WHAT IS BEING ASKED :: Your answer should be one number: the count of lines in these entries that hold the word "pictures".

(Some records)
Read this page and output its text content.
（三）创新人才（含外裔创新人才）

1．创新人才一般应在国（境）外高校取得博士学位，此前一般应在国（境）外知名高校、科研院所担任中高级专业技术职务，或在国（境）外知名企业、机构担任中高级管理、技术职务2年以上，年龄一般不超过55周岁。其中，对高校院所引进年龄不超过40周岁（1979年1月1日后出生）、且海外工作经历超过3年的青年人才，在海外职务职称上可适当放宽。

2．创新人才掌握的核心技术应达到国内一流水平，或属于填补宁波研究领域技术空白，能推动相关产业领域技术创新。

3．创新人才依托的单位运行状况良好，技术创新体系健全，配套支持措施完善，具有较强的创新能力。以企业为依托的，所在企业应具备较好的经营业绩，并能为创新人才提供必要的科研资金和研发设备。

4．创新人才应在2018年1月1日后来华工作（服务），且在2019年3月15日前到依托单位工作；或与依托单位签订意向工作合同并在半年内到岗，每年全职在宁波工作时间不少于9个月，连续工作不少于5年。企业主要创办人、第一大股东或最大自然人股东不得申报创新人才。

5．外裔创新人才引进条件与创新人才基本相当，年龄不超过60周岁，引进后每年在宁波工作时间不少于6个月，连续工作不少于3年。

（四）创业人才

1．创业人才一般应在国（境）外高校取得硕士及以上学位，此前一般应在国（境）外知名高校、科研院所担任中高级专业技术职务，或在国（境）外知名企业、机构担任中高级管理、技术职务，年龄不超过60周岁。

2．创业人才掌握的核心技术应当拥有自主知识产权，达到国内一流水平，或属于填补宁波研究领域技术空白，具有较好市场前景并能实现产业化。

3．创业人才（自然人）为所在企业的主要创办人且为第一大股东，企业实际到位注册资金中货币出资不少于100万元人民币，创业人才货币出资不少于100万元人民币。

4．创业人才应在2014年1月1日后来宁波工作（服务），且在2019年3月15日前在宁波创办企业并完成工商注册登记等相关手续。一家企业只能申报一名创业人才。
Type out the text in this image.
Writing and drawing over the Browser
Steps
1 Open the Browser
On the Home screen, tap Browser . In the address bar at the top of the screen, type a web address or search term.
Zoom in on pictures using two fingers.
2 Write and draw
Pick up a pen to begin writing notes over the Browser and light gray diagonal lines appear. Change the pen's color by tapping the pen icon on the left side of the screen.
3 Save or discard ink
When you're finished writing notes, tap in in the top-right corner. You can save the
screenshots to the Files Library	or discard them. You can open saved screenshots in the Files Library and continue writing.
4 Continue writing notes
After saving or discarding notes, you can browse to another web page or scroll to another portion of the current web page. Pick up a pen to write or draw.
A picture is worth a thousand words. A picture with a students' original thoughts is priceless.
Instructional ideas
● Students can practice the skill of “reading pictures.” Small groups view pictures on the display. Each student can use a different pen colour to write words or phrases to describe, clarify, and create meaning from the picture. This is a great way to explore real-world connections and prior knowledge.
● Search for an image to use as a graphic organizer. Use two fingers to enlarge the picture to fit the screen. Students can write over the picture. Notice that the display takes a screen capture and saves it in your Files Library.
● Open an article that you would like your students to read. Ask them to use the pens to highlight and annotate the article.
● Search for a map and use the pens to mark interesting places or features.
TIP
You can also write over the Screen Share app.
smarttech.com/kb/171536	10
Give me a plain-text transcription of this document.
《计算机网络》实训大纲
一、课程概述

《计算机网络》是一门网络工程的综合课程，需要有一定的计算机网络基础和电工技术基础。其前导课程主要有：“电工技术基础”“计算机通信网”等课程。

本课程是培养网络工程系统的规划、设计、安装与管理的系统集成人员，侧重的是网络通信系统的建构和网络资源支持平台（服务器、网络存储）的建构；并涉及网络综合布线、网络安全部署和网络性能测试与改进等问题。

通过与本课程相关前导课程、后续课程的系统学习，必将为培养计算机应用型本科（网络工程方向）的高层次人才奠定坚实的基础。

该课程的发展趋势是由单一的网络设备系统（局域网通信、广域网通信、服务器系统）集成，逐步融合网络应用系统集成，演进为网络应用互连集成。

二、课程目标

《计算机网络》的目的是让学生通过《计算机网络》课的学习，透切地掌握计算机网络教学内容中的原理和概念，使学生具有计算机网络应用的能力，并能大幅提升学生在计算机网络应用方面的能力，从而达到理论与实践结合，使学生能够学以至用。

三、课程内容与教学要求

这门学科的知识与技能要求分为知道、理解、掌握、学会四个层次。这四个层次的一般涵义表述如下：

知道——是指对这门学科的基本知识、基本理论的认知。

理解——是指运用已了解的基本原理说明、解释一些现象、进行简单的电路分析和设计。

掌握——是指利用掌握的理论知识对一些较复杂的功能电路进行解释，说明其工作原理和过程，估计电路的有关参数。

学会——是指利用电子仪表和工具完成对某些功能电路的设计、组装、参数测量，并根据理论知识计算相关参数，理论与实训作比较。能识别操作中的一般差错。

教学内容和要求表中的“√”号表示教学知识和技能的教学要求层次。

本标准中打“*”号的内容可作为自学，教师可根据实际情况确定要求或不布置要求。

SOLUTION FOR THIS TASK :: 2